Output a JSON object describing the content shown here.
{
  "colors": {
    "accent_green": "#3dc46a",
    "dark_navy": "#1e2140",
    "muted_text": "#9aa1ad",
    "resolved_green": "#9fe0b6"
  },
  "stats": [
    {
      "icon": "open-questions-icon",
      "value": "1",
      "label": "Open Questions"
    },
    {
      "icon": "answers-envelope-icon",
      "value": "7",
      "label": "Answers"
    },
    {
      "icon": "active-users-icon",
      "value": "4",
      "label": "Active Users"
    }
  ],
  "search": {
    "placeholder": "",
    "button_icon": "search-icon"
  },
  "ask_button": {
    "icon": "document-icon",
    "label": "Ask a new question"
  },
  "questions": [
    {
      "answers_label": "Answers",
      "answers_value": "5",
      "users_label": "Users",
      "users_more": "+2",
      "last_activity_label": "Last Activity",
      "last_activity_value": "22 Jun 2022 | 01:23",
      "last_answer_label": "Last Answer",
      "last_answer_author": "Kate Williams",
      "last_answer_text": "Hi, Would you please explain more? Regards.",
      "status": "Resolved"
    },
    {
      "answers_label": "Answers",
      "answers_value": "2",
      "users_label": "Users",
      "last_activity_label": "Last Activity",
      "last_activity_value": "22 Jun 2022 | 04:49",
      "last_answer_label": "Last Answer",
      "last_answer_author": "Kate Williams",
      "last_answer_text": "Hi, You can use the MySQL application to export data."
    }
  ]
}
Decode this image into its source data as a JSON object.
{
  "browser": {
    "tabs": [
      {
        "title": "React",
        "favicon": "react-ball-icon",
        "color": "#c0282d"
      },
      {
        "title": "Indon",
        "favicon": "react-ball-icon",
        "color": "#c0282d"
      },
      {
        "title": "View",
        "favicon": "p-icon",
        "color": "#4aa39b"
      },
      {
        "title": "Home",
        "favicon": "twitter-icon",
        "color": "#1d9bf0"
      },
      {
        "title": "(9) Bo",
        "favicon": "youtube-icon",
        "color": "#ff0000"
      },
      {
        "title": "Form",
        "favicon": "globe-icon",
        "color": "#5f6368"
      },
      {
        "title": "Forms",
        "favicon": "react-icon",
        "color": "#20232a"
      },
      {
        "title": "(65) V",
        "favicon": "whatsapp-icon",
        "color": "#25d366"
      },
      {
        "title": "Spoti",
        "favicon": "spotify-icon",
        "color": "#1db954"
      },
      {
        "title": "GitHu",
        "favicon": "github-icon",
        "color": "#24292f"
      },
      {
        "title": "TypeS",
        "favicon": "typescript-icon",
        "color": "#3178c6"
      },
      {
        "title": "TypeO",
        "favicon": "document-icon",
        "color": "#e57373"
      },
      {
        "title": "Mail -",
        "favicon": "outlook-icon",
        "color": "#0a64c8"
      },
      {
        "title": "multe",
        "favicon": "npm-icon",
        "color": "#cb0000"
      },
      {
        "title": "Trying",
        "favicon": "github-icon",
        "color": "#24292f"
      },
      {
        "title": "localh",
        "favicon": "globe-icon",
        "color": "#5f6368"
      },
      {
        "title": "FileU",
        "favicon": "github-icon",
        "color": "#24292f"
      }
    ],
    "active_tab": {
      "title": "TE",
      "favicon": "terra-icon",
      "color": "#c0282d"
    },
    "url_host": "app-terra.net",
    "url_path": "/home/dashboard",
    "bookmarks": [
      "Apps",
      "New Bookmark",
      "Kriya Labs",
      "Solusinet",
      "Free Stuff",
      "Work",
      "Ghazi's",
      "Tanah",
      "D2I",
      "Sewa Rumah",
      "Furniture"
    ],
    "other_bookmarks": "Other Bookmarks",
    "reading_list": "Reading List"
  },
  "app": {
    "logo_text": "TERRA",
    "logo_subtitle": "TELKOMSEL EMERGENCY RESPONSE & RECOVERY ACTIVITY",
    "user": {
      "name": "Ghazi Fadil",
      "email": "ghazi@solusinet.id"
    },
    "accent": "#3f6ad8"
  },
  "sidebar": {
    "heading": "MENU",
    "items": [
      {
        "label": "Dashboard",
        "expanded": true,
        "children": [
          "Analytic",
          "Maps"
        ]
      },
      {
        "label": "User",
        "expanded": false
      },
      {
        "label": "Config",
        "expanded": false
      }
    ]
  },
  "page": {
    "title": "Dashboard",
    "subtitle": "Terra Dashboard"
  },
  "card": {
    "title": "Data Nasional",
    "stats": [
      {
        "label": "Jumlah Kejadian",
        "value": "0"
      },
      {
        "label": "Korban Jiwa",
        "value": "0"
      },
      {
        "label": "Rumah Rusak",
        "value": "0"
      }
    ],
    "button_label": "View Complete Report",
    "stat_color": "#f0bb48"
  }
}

▸ **What needs to be done**: Reproduce each entry exactly, leaving out nothing.

▸ **Reply to the task**:
Output a JSON object describing the content shown here.
{
  "colors": {
    "accent_green": "#3dc46a",
    "dark_navy": "#1e2140",
    "muted_text": "#9aa1ad",
    "resolved_green": "#9fe0b6"
  },
  "stats": [
    {
      "icon": "open-questions-icon",
      "value": "1",
      "label": "Open Questions"
    },
    {
      "icon": "answers-envelope-icon",
      "value": "7",
      "label": "Answers"
    },
    {
      "icon": "active-users-icon",
      "value": "4",
      "label": "Active Users"
    }
  ],
  "search": {
    "placeholder": "",
    "button_icon": "search-icon"
  },
  "ask_button": {
    "icon": "document-icon",
    "label": "Ask a new question"
  },
  "questions": [
    {
      "answers_label": "Answers",
      "answers_value": "5",
      "users_label": "Users",
      "users_more": "+2",
      "last_activity_label": "Last Activity",
      "last_activity_value": "22 Jun 2022 | 01:23",
      "last_answer_label": "Last Answer",
      "last_answer_author": "Kate Williams",
      "last_answer_text": "Hi, Would you please explain more? Regards.",
      "status": "Resolved"
    },
    {
      "answers_label": "Answers",
      "answers_value": "2",
      "users_label": "Users",
      "last_activity_label": "Last Activity",
      "last_activity_value": "22 Jun 2022 | 04:49",
      "last_answer_label": "Last Answer",
      "last_answer_author": "Kate Williams",
      "last_answer_text": "Hi, You can use the MySQL application to export data."
    }
  ]
}
Decode this image into its source data as a JSON object.
{
  "browser": {
    "tabs": [
      {
        "title": "React",
        "favicon": "react-ball-icon",
        "color": "#c0282d"
      },
      {
        "title": "Indon",
        "favicon": "react-ball-icon",
        "color": "#c0282d"
      },
      {
        "title": "View",
        "favicon": "p-icon",
        "color": "#4aa39b"
      },
      {
        "title": "Home",
        "favicon": "twitter-icon",
        "color": "#1d9bf0"
      },
      {
        "title": "(9) Bo",
        "favicon": "youtube-icon",
        "color": "#ff0000"
      },
      {
        "title": "Form",
        "favicon": "globe-icon",
        "color": "#5f6368"
      },
      {
        "title": "Forms",
        "favicon": "react-icon",
        "color": "#20232a"
      },
      {
        "title": "(65) V",
        "favicon": "whatsapp-icon",
        "color": "#25d366"
      },
      {
        "title": "Spoti",
        "favicon": "spotify-icon",
        "color": "#1db954"
      },
      {
        "title": "GitHu",
        "favicon": "github-icon",
        "color": "#24292f"
      },
      {
        "title": "TypeS",
        "favicon": "typescript-icon",
        "color": "#3178c6"
      },
      {
        "title": "TypeO",
        "favicon": "document-icon",
        "color": "#e57373"
      },
      {
        "title": "Mail -",
        "favicon": "outlook-icon",
        "color": "#0a64c8"
      },
      {
        "title": "multe",
        "favicon": "npm-icon",
        "color": "#cb0000"
      },
      {
        "title": "Trying",
        "favicon": "github-icon",
        "color": "#24292f"
      },
      {
        "title": "localh",
        "favicon": "globe-icon",
        "color": "#5f6368"
      },
      {
        "title": "FileU",
        "favicon": "github-icon",
        "color": "#24292f"
      }
    ],
    "active_tab": {
      "title": "TE",
      "favicon": "terra-icon",
      "color": "#c0282d"
    },
    "url_host": "app-terra.net",
    "url_path": "/home/dashboard",
    "bookmarks": [
      "Apps",
      "New Bookmark",
      "Kriya Labs",
      "Solusinet",
      "Free Stuff",
      "Work",
      "Ghazi's",
      "Tanah",
      "D2I",
      "Sewa Rumah",
      "Furniture"
    ],
    "other_bookmarks": "Other Bookmarks",
    "reading_list": "Reading List"
  },
  "app": {
    "logo_text": "TERRA",
    "logo_subtitle": "TELKOMSEL EMERGENCY RESPONSE & RECOVERY ACTIVITY",
    "user": {
      "name": "Ghazi Fadil",
      "email": "ghazi@solusinet.id"
    },
    "accent": "#3f6ad8"
  },
  "sidebar": {
    "heading": "MENU",
    "items": [
      {
        "label": "Dashboard",
        "expanded": true,
        "children": [
          "Analytic",
          "Maps"
        ]
      },
      {
        "label": "User",
        "expanded": false
      },
      {
        "label": "Config",
        "expanded": false
      }
    ]
  },
  "page": {
    "title": "Dashboard",
    "subtitle": "Terra Dashboard"
  },
  "card": {
    "title": "Data Nasional",
    "stats": [
      {
        "label": "Jumlah Kejadian",
        "value": "0"
      },
      {
        "label": "Korban Jiwa",
        "value": "0"
      },
      {
        "label": "Rumah Rusak",
        "value": "0"
      }
    ],
    "button_label": "View Complete Report",
    "stat_color": "#f0bb48"
  }
}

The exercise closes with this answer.